= Your task =
Locate each line holding the string "meghatározott" and copy it.

= Input material =
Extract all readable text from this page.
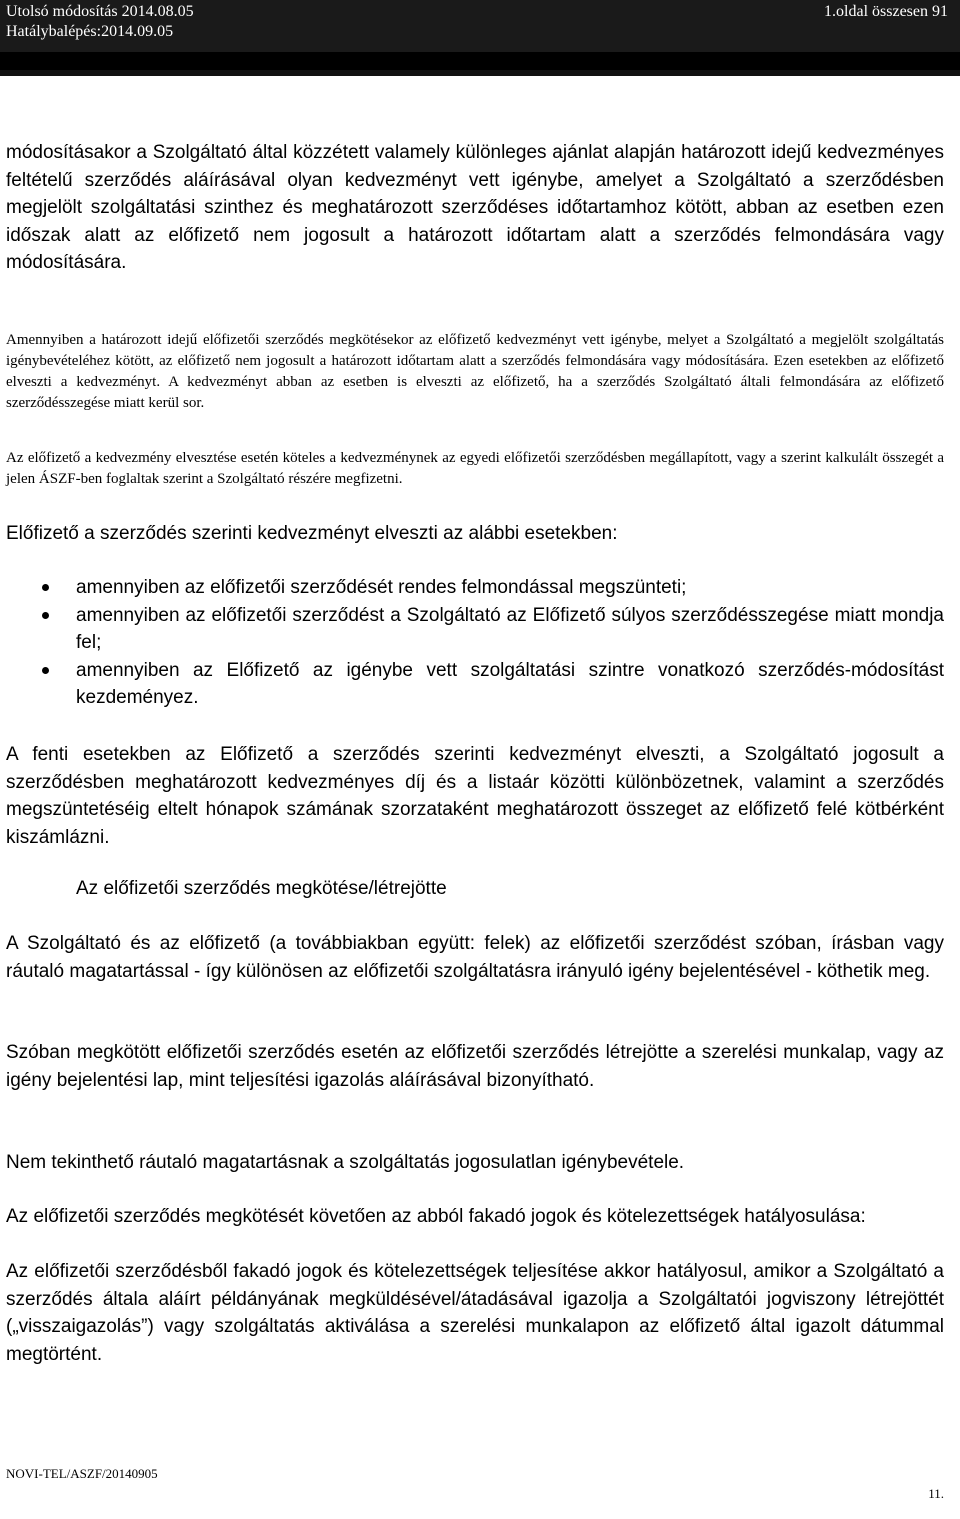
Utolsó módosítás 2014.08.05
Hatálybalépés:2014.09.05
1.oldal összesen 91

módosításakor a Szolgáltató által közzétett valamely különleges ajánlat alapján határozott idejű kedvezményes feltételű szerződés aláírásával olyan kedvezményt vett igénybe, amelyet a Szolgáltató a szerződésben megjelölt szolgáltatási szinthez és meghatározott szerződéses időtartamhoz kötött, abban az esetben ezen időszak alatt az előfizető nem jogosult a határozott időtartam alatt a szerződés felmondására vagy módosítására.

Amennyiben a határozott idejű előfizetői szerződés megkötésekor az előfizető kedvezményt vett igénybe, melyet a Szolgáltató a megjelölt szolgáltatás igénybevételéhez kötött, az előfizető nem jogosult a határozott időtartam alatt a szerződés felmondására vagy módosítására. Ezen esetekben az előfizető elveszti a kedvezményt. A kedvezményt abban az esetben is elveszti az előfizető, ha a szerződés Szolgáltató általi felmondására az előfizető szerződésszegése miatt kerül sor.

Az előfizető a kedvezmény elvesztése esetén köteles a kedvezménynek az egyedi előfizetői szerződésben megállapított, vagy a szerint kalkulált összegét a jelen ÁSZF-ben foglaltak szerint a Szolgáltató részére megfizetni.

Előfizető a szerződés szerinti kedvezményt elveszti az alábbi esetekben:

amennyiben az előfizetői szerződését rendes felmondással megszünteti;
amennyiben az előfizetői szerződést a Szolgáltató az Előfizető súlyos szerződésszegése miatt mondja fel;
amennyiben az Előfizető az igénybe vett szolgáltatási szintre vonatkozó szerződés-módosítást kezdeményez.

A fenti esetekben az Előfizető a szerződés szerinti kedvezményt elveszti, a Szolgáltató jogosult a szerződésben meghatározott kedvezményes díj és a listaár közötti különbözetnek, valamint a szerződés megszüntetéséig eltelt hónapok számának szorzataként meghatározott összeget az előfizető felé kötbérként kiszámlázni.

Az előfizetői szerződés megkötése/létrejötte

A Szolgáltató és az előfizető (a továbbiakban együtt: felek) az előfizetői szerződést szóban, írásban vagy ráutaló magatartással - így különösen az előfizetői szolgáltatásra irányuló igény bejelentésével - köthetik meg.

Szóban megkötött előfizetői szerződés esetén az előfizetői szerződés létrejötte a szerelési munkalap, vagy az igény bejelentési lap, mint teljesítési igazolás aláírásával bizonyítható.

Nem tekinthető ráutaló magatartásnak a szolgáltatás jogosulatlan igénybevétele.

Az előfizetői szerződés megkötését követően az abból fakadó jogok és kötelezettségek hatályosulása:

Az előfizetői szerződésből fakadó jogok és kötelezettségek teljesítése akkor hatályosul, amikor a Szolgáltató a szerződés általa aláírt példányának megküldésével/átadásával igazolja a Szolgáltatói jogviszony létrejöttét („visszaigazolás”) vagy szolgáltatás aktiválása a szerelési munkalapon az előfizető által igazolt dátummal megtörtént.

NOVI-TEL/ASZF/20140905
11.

= Solution for this exercise =
módosításakor a Szolgáltató által közzétett valamely különleges ajánlat alapján határozott idejű kedvezményes feltételű szerződés aláírásával olyan kedvezményt vett igénybe, amelyet a Szolgáltató a szerződésben megjelölt szolgáltatási szinthez és meghatározott szerződéses időtartamhoz kötött, abban az esetben ezen időszak alatt az előfizető nem jogosult a határozott időtartam alatt a szerződés felmondására vagy módosítására.
A fenti esetekben az Előfizető a szerződés szerinti kedvezményt elveszti, a Szolgáltató jogosult a szerződésben meghatározott kedvezményes díj és a listaár közötti különbözetnek, valamint a szerződés megszüntetéséig eltelt hónapok számának szorzataként meghatározott összeget az előfizető felé kötbérként kiszámlázni.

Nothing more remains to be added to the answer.